What you are asked to do:
Quote the records beneath, complete and exact. Leave out images.

Data excerpts:

*****

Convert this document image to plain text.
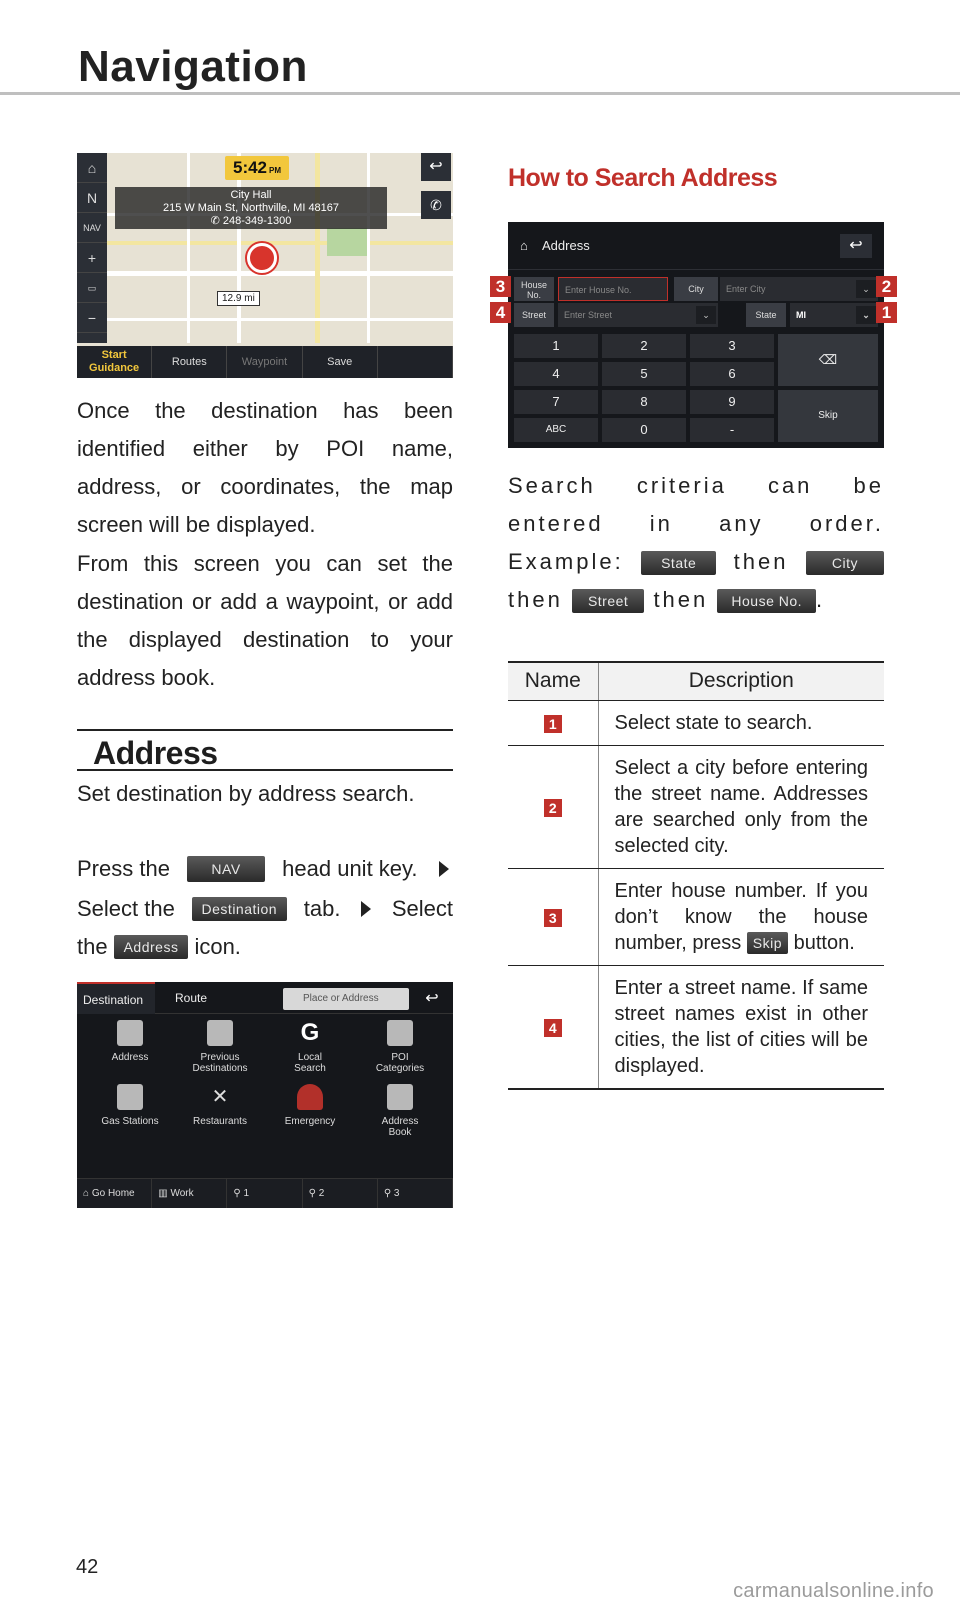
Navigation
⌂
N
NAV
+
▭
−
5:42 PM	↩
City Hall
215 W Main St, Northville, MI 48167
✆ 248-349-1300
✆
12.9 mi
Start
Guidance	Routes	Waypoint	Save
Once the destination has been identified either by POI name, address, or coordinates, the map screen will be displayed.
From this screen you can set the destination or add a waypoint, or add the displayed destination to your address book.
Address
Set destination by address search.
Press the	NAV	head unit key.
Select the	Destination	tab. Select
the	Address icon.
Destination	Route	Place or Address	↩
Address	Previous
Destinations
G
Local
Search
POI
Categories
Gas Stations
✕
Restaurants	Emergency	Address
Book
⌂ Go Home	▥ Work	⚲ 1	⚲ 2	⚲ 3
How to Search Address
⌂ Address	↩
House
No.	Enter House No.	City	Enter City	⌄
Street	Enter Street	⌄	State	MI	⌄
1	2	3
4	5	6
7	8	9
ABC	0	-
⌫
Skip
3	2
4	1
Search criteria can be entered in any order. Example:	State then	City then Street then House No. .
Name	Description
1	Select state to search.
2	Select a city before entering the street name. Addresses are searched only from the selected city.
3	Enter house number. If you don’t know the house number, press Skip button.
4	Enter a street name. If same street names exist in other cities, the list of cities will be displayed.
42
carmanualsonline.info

*****

Solved exercise:
Convert this document image to plain text.
Navigation
⌂
N
NAV
+
▭
−
5:42 PM	↩
City Hall
215 W Main St, Northville, MI 48167
✆ 248-349-1300
✆
12.9 mi
Start
Guidance	Routes	Waypoint	Save
Once the destination has been identified either by POI name, address, or coordinates, the map screen will be displayed.
From this screen you can set the destination or add a waypoint, or add the displayed destination to your address book.
Address
Set destination by address search.
Press the	NAV	head unit key.
Select the	Destination	tab. Select
the	Address icon.
Destination	Route	Place or Address	↩
Address	Previous
Destinations
G
Local
Search
POI
Categories
Gas Stations
✕
Restaurants	Emergency	Address
Book
⌂ Go Home	▥ Work	⚲ 1	⚲ 2	⚲ 3
How to Search Address
⌂ Address	↩
House
No.	Enter House No.	City	Enter City	⌄
Street	Enter Street	⌄	State	MI	⌄
1	2	3
4	5	6
7	8	9
ABC	0	-
⌫
Skip
3	2
4	1
Search criteria can be entered in any order. Example:	State then	City then Street then House No. .
Name	Description
1	Select state to search.
2	Select a city before entering the street name. Addresses are searched only from the selected city.
3	Enter house number. If you don’t know the house number, press Skip button.
4	Enter a street name. If same street names exist in other cities, the list of cities will be displayed.
42
carmanualsonline.info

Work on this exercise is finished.